=== Task goal ===
Count how many lines contain "page" and reply with that number only.

=== Record extracts ===
---+---
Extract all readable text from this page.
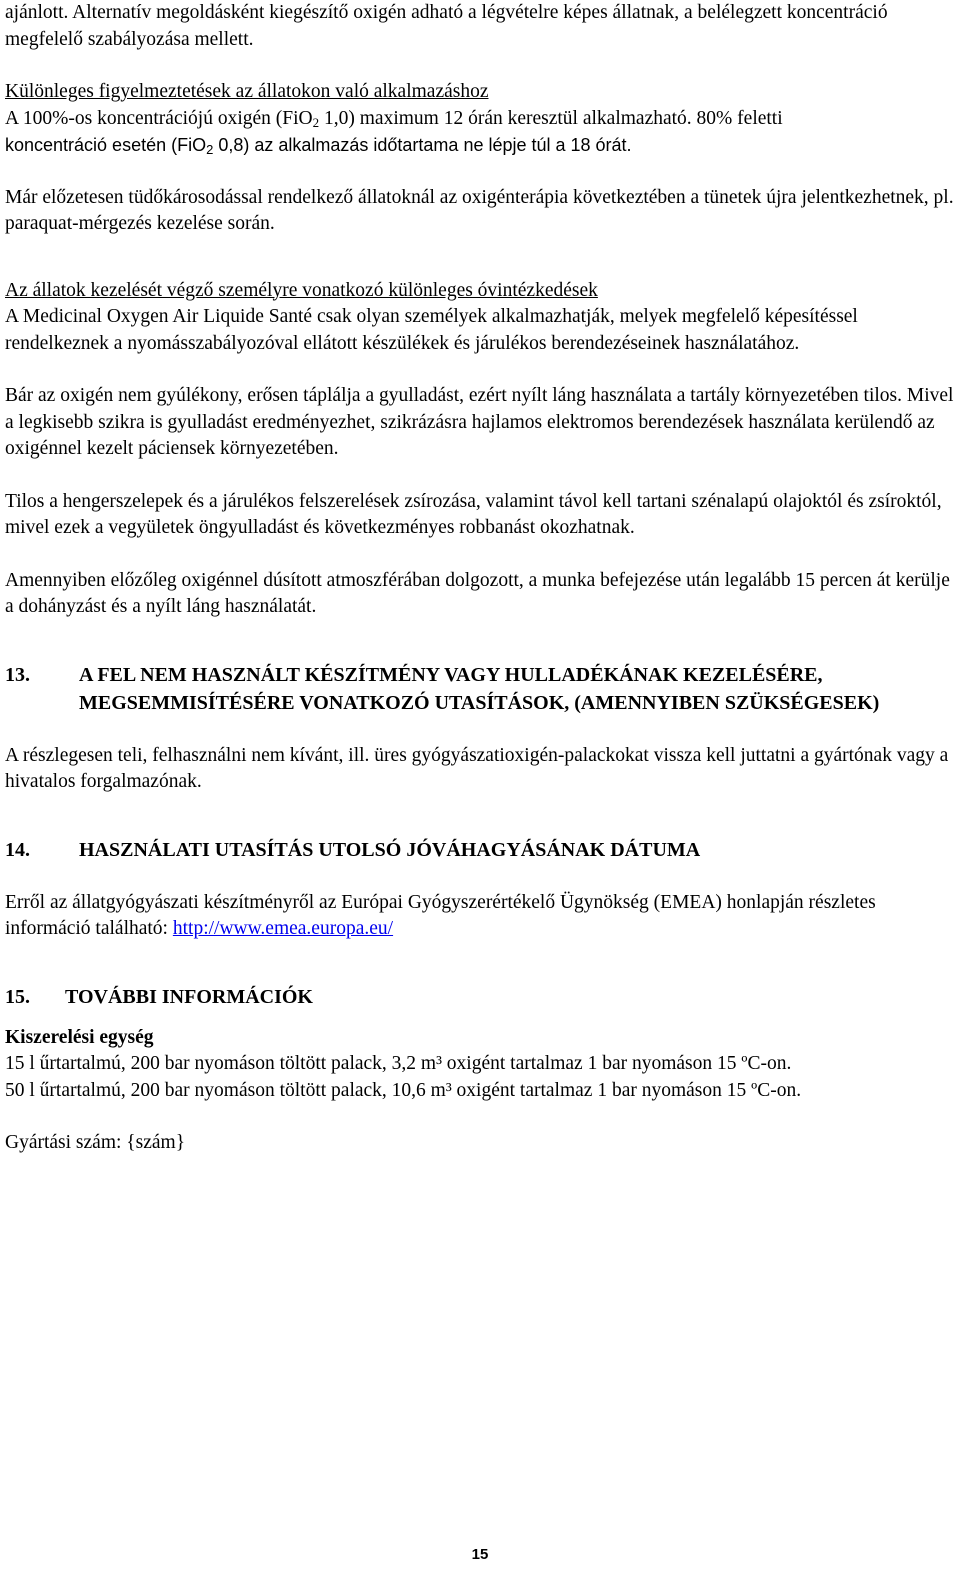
ajánlott. Alternatív megoldásként kiegészítő oxigén adható a légvételre képes állatnak, a belélegzett koncentráció megfelelő szabályozása mellett.

Különleges figyelmeztetések az állatokon való alkalmazáshoz

A 100%-os koncentrációjú oxigén (FiO$_2$ 1,0) maximum 12 órán keresztül alkalmazható. 80% feletti

koncentráció esetén (FiO$_2$ 0,8) az alkalmazás időtartama ne lépje túl a 18 órát.

Már előzetesen tüdőkárosodással rendelkező állatoknál az oxigénterápia következtében a tünetek újra jelentkezhetnek, pl. paraquat-mérgezés kezelése során.

Az állatok kezelését végző személyre vonatkozó különleges óvintézkedések

A Medicinal Oxygen Air Liquide Santé csak olyan személyek alkalmazhatják, melyek megfelelő képesítéssel rendelkeznek a nyomásszabályozóval ellátott készülékek és járulékos berendezéseinek használatához.

Bár az oxigén nem gyúlékony, erősen táplálja a gyulladást, ezért nyílt láng használata a tartály környezetében tilos. Mivel a legkisebb szikra is gyulladást eredményezhet, szikrázásra hajlamos elektromos berendezések használata kerülendő az oxigénnel kezelt páciensek környezetében.

Tilos a hengerszelepek és a járulékos felszerelések zsírozása, valamint távol kell tartani szénalapú olajoktól és zsíroktól, mivel ezek a vegyületek öngyulladást és következményes robbanást okozhatnak.

Amennyiben előzőleg oxigénnel dúsított atmoszférában dolgozott, a munka befejezése után legalább 15 percen át kerülje a dohányzást és a nyílt láng használatát.

13.	A FEL NEM HASZNÁLT KÉSZÍTMÉNY VAGY HULLADÉKÁNAK KEZELÉSÉRE, MEGSEMMISÍTÉSÉRE VONATKOZÓ UTASÍTÁSOK, (AMENNYIBEN SZÜKSÉGESEK)

A részlegesen teli, felhasználni nem kívánt, ill. üres gyógyászatioxigén-palackokat vissza kell juttatni a gyártónak vagy a hivatalos forgalmazónak.

14.	HASZNÁLATI UTASÍTÁS UTOLSÓ JÓVÁHAGYÁSÁNAK DÁTUMA

Erről az állatgyógyászati készítményről az Európai Gyógyszerértékelő Ügynökség (EMEA) honlapján részletes információ található: http://www.emea.europa.eu/

15.	TOVÁBBI INFORMÁCIÓK

Kiszerelési egység

15 l űrtartalmú, 200 bar nyomáson töltött palack, 3,2 m³ oxigént tartalmaz 1 bar nyomáson 15 ºC-on.

50 l űrtartalmú, 200 bar nyomáson töltött palack, 10,6 m³ oxigént tartalmaz 1 bar nyomáson 15 ºC-on.

Gyártási szám: {szám}

15
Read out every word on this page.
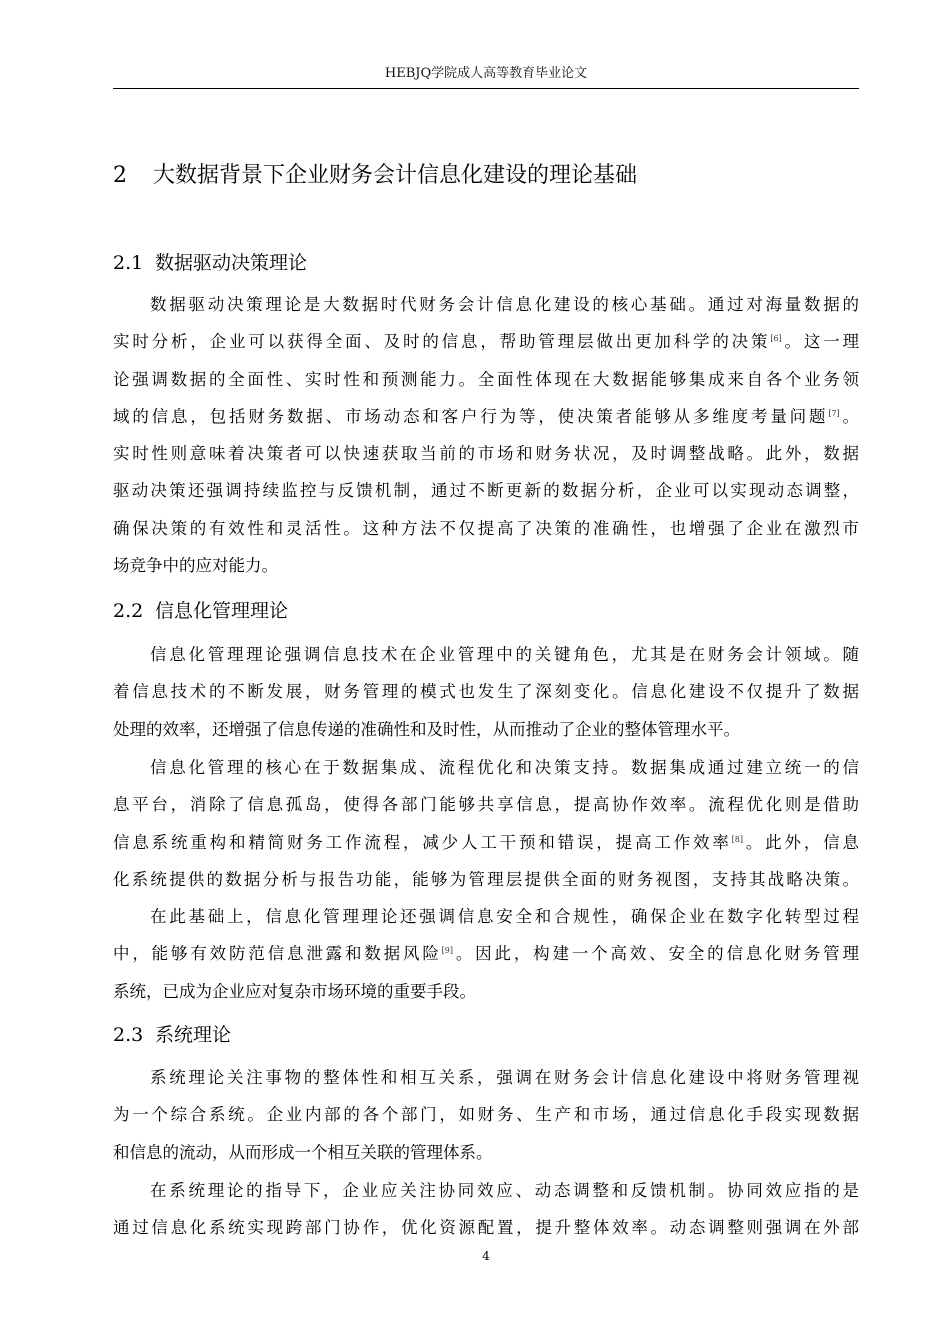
HEBJQ学院成人高等教育毕业论文
2 大数据背景下企业财务会计信息化建设的理论基础
2.1 数据驱动决策理论
数据驱动决策理论是大数据时代财务会计信息化建设的核心基础。通过对海量数据的
实时分析，企业可以获得全面、及时的信息，帮助管理层做出更加科学的决策[6]。这一理
论强调数据的全面性、实时性和预测能力。全面性体现在大数据能够集成来自各个业务领
域的信息，包括财务数据、市场动态和客户行为等，使决策者能够从多维度考量问题[7]。
实时性则意味着决策者可以快速获取当前的市场和财务状况，及时调整战略。此外，数据
驱动决策还强调持续监控与反馈机制，通过不断更新的数据分析，企业可以实现动态调整，
确保决策的有效性和灵活性。这种方法不仅提高了决策的准确性，也增强了企业在激烈市
场竞争中的应对能力。
2.2 信息化管理理论
信息化管理理论强调信息技术在企业管理中的关键角色，尤其是在财务会计领域。随
着信息技术的不断发展，财务管理的模式也发生了深刻变化。信息化建设不仅提升了数据
处理的效率，还增强了信息传递的准确性和及时性，从而推动了企业的整体管理水平。
信息化管理的核心在于数据集成、流程优化和决策支持。数据集成通过建立统一的信
息平台，消除了信息孤岛，使得各部门能够共享信息，提高协作效率。流程优化则是借助
信息系统重构和精简财务工作流程，减少人工干预和错误，提高工作效率[8]。此外，信息
化系统提供的数据分析与报告功能，能够为管理层提供全面的财务视图，支持其战略决策。
在此基础上，信息化管理理论还强调信息安全和合规性，确保企业在数字化转型过程
中，能够有效防范信息泄露和数据风险[9]。因此，构建一个高效、安全的信息化财务管理
系统，已成为企业应对复杂市场环境的重要手段。
2.3 系统理论
系统理论关注事物的整体性和相互关系，强调在财务会计信息化建设中将财务管理视
为一个综合系统。企业内部的各个部门，如财务、生产和市场，通过信息化手段实现数据
和信息的流动，从而形成一个相互关联的管理体系。
在系统理论的指导下，企业应关注协同效应、动态调整和反馈机制。协同效应指的是
通过信息化系统实现跨部门协作，优化资源配置，提升整体效率。动态调整则强调在外部
4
---+---
=== Solution to this problem ===
2